** Start **

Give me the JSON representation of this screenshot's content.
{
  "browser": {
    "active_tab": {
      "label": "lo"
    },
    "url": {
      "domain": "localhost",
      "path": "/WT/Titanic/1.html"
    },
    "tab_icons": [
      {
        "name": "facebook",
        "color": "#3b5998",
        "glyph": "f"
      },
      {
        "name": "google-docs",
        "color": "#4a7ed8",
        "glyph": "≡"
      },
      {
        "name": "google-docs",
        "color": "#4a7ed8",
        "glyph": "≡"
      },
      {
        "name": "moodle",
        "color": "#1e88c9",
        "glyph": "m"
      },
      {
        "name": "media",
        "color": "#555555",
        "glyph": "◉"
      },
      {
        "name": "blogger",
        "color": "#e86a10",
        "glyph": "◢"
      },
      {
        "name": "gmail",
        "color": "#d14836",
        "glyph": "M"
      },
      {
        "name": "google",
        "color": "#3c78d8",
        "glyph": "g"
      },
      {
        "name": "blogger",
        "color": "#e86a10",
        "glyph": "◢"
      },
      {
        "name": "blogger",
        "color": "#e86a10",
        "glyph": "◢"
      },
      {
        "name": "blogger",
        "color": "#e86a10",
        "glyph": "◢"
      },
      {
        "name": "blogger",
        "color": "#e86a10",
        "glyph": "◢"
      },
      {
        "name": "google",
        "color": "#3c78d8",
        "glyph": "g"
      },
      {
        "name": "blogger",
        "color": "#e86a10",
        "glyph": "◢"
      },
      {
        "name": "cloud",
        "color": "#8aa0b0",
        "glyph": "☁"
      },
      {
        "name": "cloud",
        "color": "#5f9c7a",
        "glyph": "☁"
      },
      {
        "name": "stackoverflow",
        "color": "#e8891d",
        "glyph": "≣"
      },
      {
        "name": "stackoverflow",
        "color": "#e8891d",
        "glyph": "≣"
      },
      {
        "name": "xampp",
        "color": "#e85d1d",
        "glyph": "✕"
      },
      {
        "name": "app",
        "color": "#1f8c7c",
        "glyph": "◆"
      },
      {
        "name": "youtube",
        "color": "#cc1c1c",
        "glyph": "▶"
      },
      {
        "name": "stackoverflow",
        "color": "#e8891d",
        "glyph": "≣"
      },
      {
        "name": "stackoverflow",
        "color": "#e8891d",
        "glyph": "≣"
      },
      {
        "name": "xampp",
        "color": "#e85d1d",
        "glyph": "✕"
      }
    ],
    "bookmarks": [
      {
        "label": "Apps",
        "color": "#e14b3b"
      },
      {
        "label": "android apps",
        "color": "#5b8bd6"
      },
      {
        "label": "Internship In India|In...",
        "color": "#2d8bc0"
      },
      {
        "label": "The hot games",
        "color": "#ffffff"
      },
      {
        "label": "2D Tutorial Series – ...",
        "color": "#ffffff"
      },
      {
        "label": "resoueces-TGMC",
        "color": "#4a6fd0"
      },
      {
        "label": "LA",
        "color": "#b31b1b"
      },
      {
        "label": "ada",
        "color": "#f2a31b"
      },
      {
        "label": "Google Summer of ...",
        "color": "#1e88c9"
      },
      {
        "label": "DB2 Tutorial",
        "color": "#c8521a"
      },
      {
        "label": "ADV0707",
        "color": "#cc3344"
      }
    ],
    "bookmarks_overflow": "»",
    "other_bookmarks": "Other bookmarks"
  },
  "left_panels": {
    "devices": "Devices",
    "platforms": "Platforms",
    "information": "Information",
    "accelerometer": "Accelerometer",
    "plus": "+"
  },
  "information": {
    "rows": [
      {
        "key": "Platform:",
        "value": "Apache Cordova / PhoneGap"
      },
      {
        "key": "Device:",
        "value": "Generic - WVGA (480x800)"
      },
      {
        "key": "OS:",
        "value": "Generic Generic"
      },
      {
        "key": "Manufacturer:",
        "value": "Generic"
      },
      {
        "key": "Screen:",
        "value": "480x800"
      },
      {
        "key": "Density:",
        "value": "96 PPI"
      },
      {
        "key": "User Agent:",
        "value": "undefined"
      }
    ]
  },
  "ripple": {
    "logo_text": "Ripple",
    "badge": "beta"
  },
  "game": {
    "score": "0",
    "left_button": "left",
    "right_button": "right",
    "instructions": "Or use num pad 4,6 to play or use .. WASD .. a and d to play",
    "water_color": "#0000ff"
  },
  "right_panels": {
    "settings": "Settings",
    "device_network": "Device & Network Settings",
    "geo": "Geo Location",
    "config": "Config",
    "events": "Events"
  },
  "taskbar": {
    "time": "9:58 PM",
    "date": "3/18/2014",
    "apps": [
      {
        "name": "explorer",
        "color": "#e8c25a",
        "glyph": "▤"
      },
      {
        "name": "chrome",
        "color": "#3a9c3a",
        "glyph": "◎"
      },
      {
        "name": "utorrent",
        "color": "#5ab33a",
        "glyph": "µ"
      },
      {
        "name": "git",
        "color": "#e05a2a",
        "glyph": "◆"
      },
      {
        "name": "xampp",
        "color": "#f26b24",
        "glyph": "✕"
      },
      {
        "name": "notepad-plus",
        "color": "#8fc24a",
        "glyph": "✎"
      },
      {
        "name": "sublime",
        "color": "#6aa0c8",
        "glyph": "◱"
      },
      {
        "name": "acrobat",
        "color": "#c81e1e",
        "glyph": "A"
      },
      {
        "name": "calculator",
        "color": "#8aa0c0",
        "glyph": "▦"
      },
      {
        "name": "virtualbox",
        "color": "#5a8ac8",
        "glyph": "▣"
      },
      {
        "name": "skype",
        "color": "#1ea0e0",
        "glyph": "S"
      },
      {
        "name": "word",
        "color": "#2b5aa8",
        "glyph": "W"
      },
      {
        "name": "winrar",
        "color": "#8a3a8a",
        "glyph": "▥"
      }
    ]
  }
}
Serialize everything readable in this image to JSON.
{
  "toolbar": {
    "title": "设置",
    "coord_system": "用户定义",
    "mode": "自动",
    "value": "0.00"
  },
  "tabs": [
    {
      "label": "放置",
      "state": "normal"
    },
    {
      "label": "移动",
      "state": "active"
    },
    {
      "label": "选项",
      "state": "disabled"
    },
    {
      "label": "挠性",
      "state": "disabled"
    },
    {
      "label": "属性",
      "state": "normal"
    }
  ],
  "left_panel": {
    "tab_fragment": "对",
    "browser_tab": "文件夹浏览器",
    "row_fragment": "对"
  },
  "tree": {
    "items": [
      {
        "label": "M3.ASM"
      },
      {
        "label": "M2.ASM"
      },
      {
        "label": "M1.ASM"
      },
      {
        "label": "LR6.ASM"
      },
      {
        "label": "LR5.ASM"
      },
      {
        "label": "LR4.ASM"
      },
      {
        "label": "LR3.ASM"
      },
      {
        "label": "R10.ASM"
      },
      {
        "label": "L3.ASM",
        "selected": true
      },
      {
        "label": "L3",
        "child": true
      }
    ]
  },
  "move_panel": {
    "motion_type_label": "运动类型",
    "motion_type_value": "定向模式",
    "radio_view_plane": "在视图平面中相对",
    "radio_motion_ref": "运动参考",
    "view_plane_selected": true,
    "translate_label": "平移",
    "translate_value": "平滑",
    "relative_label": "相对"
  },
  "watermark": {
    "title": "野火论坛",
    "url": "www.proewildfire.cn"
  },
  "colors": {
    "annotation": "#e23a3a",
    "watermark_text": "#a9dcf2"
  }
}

** End **

### What you should do
Repeat the data exactly. Leave nothing out.

### Expected output
Give me the JSON representation of this screenshot's content.
{
  "browser": {
    "active_tab": {
      "label": "lo"
    },
    "url": {
      "domain": "localhost",
      "path": "/WT/Titanic/1.html"
    },
    "tab_icons": [
      {
        "name": "facebook",
        "color": "#3b5998",
        "glyph": "f"
      },
      {
        "name": "google-docs",
        "color": "#4a7ed8",
        "glyph": "≡"
      },
      {
        "name": "google-docs",
        "color": "#4a7ed8",
        "glyph": "≡"
      },
      {
        "name": "moodle",
        "color": "#1e88c9",
        "glyph": "m"
      },
      {
        "name": "media",
        "color": "#555555",
        "glyph": "◉"
      },
      {
        "name": "blogger",
        "color": "#e86a10",
        "glyph": "◢"
      },
      {
        "name": "gmail",
        "color": "#d14836",
        "glyph": "M"
      },
      {
        "name": "google",
        "color": "#3c78d8",
        "glyph": "g"
      },
      {
        "name": "blogger",
        "color": "#e86a10",
        "glyph": "◢"
      },
      {
        "name": "blogger",
        "color": "#e86a10",
        "glyph": "◢"
      },
      {
        "name": "blogger",
        "color": "#e86a10",
        "glyph": "◢"
      },
      {
        "name": "blogger",
        "color": "#e86a10",
        "glyph": "◢"
      },
      {
        "name": "google",
        "color": "#3c78d8",
        "glyph": "g"
      },
      {
        "name": "blogger",
        "color": "#e86a10",
        "glyph": "◢"
      },
      {
        "name": "cloud",
        "color": "#8aa0b0",
        "glyph": "☁"
      },
      {
        "name": "cloud",
        "color": "#5f9c7a",
        "glyph": "☁"
      },
      {
        "name": "stackoverflow",
        "color": "#e8891d",
        "glyph": "≣"
      },
      {
        "name": "stackoverflow",
        "color": "#e8891d",
        "glyph": "≣"
      },
      {
        "name": "xampp",
        "color": "#e85d1d",
        "glyph": "✕"
      },
      {
        "name": "app",
        "color": "#1f8c7c",
        "glyph": "◆"
      },
      {
        "name": "youtube",
        "color": "#cc1c1c",
        "glyph": "▶"
      },
      {
        "name": "stackoverflow",
        "color": "#e8891d",
        "glyph": "≣"
      },
      {
        "name": "stackoverflow",
        "color": "#e8891d",
        "glyph": "≣"
      },
      {
        "name": "xampp",
        "color": "#e85d1d",
        "glyph": "✕"
      }
    ],
    "bookmarks": [
      {
        "label": "Apps",
        "color": "#e14b3b"
      },
      {
        "label": "android apps",
        "color": "#5b8bd6"
      },
      {
        "label": "Internship In India|In...",
        "color": "#2d8bc0"
      },
      {
        "label": "The hot games",
        "color": "#ffffff"
      },
      {
        "label": "2D Tutorial Series – ...",
        "color": "#ffffff"
      },
      {
        "label": "resoueces-TGMC",
        "color": "#4a6fd0"
      },
      {
        "label": "LA",
        "color": "#b31b1b"
      },
      {
        "label": "ada",
        "color": "#f2a31b"
      },
      {
        "label": "Google Summer of ...",
        "color": "#1e88c9"
      },
      {
        "label": "DB2 Tutorial",
        "color": "#c8521a"
      },
      {
        "label": "ADV0707",
        "color": "#cc3344"
      }
    ],
    "bookmarks_overflow": "»",
    "other_bookmarks": "Other bookmarks"
  },
  "left_panels": {
    "devices": "Devices",
    "platforms": "Platforms",
    "information": "Information",
    "accelerometer": "Accelerometer",
    "plus": "+"
  },
  "information": {
    "rows": [
      {
        "key": "Platform:",
        "value": "Apache Cordova / PhoneGap"
      },
      {
        "key": "Device:",
        "value": "Generic - WVGA (480x800)"
      },
      {
        "key": "OS:",
        "value": "Generic Generic"
      },
      {
        "key": "Manufacturer:",
        "value": "Generic"
      },
      {
        "key": "Screen:",
        "value": "480x800"
      },
      {
        "key": "Density:",
        "value": "96 PPI"
      },
      {
        "key": "User Agent:",
        "value": "undefined"
      }
    ]
  },
  "ripple": {
    "logo_text": "Ripple",
    "badge": "beta"
  },
  "game": {
    "score": "0",
    "left_button": "left",
    "right_button": "right",
    "instructions": "Or use num pad 4,6 to play or use .. WASD .. a and d to play",
    "water_color": "#0000ff"
  },
  "right_panels": {
    "settings": "Settings",
    "device_network": "Device & Network Settings",
    "geo": "Geo Location",
    "config": "Config",
    "events": "Events"
  },
  "taskbar": {
    "time": "9:58 PM",
    "date": "3/18/2014",
    "apps": [
      {
        "name": "explorer",
        "color": "#e8c25a",
        "glyph": "▤"
      },
      {
        "name": "chrome",
        "color": "#3a9c3a",
        "glyph": "◎"
      },
      {
        "name": "utorrent",
        "color": "#5ab33a",
        "glyph": "µ"
      },
      {
        "name": "git",
        "color": "#e05a2a",
        "glyph": "◆"
      },
      {
        "name": "xampp",
        "color": "#f26b24",
        "glyph": "✕"
      },
      {
        "name": "notepad-plus",
        "color": "#8fc24a",
        "glyph": "✎"
      },
      {
        "name": "sublime",
        "color": "#6aa0c8",
        "glyph": "◱"
      },
      {
        "name": "acrobat",
        "color": "#c81e1e",
        "glyph": "A"
      },
      {
        "name": "calculator",
        "color": "#8aa0c0",
        "glyph": "▦"
      },
      {
        "name": "virtualbox",
        "color": "#5a8ac8",
        "glyph": "▣"
      },
      {
        "name": "skype",
        "color": "#1ea0e0",
        "glyph": "S"
      },
      {
        "name": "word",
        "color": "#2b5aa8",
        "glyph": "W"
      },
      {
        "name": "winrar",
        "color": "#8a3a8a",
        "glyph": "▥"
      }
    ]
  }
}
Serialize everything readable in this image to JSON.
{
  "toolbar": {
    "title": "设置",
    "coord_system": "用户定义",
    "mode": "自动",
    "value": "0.00"
  },
  "tabs": [
    {
      "label": "放置",
      "state": "normal"
    },
    {
      "label": "移动",
      "state": "active"
    },
    {
      "label": "选项",
      "state": "disabled"
    },
    {
      "label": "挠性",
      "state": "disabled"
    },
    {
      "label": "属性",
      "state": "normal"
    }
  ],
  "left_panel": {
    "tab_fragment": "对",
    "browser_tab": "文件夹浏览器",
    "row_fragment": "对"
  },
  "tree": {
    "items": [
      {
        "label": "M3.ASM"
      },
      {
        "label": "M2.ASM"
      },
      {
        "label": "M1.ASM"
      },
      {
        "label": "LR6.ASM"
      },
      {
        "label": "LR5.ASM"
      },
      {
        "label": "LR4.ASM"
      },
      {
        "label": "LR3.ASM"
      },
      {
        "label": "R10.ASM"
      },
      {
        "label": "L3.ASM",
        "selected": true
      },
      {
        "label": "L3",
        "child": true
      }
    ]
  },
  "move_panel": {
    "motion_type_label": "运动类型",
    "motion_type_value": "定向模式",
    "radio_view_plane": "在视图平面中相对",
    "radio_motion_ref": "运动参考",
    "view_plane_selected": true,
    "translate_label": "平移",
    "translate_value": "平滑",
    "relative_label": "相对"
  },
  "watermark": {
    "title": "野火论坛",
    "url": "www.proewildfire.cn"
  },
  "colors": {
    "annotation": "#e23a3a",
    "watermark_text": "#a9dcf2"
  }
}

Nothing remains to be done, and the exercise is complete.